EXERCISE:
Print all the data, keeping every line exactly as it is.
+---+
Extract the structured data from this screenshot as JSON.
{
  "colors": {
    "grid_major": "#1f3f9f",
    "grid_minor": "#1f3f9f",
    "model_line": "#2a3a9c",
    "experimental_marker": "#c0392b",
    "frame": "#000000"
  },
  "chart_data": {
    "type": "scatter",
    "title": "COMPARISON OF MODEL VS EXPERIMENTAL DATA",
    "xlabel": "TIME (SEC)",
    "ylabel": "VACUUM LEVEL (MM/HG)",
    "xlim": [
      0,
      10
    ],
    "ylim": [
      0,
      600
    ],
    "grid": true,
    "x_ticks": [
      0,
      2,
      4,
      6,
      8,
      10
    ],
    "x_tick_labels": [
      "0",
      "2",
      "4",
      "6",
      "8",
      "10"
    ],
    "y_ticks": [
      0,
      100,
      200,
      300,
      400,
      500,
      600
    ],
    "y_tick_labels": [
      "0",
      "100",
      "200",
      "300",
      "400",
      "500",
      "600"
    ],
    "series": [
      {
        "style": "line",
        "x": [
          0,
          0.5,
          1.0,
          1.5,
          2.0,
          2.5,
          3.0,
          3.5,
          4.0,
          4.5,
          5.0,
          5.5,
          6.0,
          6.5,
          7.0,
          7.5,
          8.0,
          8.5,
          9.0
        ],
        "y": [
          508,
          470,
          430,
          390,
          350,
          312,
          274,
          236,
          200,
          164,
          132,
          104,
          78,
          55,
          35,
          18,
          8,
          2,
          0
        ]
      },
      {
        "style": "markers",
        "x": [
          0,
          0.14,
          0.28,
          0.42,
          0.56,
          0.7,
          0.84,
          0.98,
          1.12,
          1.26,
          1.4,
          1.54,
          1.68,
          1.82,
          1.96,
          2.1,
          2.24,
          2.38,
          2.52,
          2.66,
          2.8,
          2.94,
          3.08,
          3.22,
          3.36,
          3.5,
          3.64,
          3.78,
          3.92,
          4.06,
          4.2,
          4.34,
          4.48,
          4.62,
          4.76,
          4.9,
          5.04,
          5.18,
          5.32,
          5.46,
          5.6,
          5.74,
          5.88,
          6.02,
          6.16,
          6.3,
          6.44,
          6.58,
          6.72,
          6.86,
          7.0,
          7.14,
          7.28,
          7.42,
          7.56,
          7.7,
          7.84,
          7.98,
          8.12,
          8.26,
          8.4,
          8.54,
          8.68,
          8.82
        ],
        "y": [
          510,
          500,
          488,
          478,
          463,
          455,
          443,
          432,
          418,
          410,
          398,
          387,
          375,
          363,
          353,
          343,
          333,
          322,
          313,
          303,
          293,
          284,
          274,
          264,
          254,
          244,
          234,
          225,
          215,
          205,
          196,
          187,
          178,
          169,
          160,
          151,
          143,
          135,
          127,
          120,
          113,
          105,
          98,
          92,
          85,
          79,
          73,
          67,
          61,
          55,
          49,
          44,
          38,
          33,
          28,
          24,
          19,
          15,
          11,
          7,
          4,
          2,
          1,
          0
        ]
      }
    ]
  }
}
+---+
RESULT:
Extract the structured data from this screenshot as JSON.
{
  "colors": {
    "grid_major": "#1f3f9f",
    "grid_minor": "#1f3f9f",
    "model_line": "#2a3a9c",
    "experimental_marker": "#c0392b",
    "frame": "#000000"
  },
  "chart_data": {
    "type": "scatter",
    "title": "COMPARISON OF MODEL VS EXPERIMENTAL DATA",
    "xlabel": "TIME (SEC)",
    "ylabel": "VACUUM LEVEL (MM/HG)",
    "xlim": [
      0,
      10
    ],
    "ylim": [
      0,
      600
    ],
    "grid": true,
    "x_ticks": [
      0,
      2,
      4,
      6,
      8,
      10
    ],
    "x_tick_labels": [
      "0",
      "2",
      "4",
      "6",
      "8",
      "10"
    ],
    "y_ticks": [
      0,
      100,
      200,
      300,
      400,
      500,
      600
    ],
    "y_tick_labels": [
      "0",
      "100",
      "200",
      "300",
      "400",
      "500",
      "600"
    ],
    "series": [
      {
        "style": "line",
        "x": [
          0,
          0.5,
          1.0,
          1.5,
          2.0,
          2.5,
          3.0,
          3.5,
          4.0,
          4.5,
          5.0,
          5.5,
          6.0,
          6.5,
          7.0,
          7.5,
          8.0,
          8.5,
          9.0
        ],
        "y": [
          508,
          470,
          430,
          390,
          350,
          312,
          274,
          236,
          200,
          164,
          132,
          104,
          78,
          55,
          35,
          18,
          8,
          2,
          0
        ]
      },
      {
        "style": "markers",
        "x": [
          0,
          0.14,
          0.28,
          0.42,
          0.56,
          0.7,
          0.84,
          0.98,
          1.12,
          1.26,
          1.4,
          1.54,
          1.68,
          1.82,
          1.96,
          2.1,
          2.24,
          2.38,
          2.52,
          2.66,
          2.8,
          2.94,
          3.08,
          3.22,
          3.36,
          3.5,
          3.64,
          3.78,
          3.92,
          4.06,
          4.2,
          4.34,
          4.48,
          4.62,
          4.76,
          4.9,
          5.04,
          5.18,
          5.32,
          5.46,
          5.6,
          5.74,
          5.88,
          6.02,
          6.16,
          6.3,
          6.44,
          6.58,
          6.72,
          6.86,
          7.0,
          7.14,
          7.28,
          7.42,
          7.56,
          7.7,
          7.84,
          7.98,
          8.12,
          8.26,
          8.4,
          8.54,
          8.68,
          8.82
        ],
        "y": [
          510,
          500,
          488,
          478,
          463,
          455,
          443,
          432,
          418,
          410,
          398,
          387,
          375,
          363,
          353,
          343,
          333,
          322,
          313,
          303,
          293,
          284,
          274,
          264,
          254,
          244,
          234,
          225,
          215,
          205,
          196,
          187,
          178,
          169,
          160,
          151,
          143,
          135,
          127,
          120,
          113,
          105,
          98,
          92,
          85,
          79,
          73,
          67,
          61,
          55,
          49,
          44,
          38,
          33,
          28,
          24,
          19,
          15,
          11,
          7,
          4,
          2,
          1,
          0
        ]
      }
    ]
  }
}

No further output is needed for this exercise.